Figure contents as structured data

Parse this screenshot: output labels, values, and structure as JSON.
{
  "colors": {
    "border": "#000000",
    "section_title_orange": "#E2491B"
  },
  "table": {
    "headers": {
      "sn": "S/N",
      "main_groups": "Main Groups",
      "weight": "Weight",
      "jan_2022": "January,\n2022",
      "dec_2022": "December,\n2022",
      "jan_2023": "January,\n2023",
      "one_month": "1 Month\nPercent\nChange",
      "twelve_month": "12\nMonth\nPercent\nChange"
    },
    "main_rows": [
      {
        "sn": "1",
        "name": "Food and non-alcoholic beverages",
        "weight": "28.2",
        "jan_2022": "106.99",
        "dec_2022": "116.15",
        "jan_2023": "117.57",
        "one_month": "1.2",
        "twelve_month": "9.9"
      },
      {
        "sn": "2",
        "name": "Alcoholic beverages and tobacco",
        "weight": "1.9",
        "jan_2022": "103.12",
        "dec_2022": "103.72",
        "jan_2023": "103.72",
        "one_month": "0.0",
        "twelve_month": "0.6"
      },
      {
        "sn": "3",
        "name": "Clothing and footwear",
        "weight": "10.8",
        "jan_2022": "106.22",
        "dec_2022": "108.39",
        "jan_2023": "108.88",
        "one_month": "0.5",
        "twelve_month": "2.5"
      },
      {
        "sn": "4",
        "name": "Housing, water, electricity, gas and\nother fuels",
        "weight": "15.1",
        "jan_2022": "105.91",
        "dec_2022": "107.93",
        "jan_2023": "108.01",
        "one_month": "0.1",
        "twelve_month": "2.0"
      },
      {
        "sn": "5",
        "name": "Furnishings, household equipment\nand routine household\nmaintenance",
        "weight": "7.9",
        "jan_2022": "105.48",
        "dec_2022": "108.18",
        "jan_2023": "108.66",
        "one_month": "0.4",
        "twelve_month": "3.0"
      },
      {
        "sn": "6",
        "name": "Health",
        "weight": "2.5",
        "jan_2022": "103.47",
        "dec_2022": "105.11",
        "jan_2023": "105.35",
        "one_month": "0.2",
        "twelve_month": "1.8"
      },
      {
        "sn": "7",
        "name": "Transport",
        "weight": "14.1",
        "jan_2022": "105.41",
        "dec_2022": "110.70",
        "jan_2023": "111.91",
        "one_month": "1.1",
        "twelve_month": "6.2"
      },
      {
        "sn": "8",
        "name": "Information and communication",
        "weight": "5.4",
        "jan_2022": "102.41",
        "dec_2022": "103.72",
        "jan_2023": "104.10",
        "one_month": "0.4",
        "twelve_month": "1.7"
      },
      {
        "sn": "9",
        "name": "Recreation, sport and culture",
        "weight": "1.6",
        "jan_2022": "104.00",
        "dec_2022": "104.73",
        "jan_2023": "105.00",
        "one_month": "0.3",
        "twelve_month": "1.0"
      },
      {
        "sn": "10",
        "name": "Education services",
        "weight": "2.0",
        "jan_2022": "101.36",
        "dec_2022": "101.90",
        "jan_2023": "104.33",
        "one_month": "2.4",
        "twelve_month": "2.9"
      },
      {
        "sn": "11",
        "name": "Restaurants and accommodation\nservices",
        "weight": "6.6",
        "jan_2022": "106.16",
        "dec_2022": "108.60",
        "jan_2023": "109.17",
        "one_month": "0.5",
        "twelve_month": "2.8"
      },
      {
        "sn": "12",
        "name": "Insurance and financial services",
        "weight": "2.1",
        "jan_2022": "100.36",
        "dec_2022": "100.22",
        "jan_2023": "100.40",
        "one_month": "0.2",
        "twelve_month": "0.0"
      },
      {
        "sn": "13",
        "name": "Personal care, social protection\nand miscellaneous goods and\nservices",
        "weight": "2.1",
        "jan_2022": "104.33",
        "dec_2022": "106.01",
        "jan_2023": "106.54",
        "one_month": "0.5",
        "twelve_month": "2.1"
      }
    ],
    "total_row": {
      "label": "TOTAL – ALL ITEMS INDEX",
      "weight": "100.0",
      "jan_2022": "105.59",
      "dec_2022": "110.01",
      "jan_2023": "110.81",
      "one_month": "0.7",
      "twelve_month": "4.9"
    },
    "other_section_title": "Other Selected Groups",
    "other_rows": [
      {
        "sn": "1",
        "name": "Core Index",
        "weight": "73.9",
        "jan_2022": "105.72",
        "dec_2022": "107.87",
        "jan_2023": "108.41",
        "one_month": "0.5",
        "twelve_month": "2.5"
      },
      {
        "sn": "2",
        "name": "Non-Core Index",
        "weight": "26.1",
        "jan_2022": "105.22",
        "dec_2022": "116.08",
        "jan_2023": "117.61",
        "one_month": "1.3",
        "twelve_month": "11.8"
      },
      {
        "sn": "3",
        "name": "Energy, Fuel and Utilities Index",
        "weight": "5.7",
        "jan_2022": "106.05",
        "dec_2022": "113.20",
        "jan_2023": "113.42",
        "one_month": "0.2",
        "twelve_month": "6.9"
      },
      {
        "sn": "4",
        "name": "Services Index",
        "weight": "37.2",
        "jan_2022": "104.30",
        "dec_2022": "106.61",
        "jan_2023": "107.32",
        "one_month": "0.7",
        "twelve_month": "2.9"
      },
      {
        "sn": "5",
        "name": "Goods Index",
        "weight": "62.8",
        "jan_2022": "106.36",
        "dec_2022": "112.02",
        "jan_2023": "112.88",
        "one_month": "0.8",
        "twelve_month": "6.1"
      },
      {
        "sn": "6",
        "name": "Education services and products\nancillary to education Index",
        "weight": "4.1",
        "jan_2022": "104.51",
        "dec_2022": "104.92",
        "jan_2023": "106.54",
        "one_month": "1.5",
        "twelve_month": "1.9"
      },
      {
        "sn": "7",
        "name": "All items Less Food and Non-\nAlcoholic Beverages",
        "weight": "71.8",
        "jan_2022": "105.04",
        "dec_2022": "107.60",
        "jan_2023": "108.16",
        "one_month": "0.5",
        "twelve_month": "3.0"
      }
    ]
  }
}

Exercise description |
Identify the lines of the entries containing the string "Food". Copy each such line.

Finished exercise |
        "name": "Food and non-alcoholic beverages",
        "name": "All items Less Food and Non-\nAlcoholic Beverages",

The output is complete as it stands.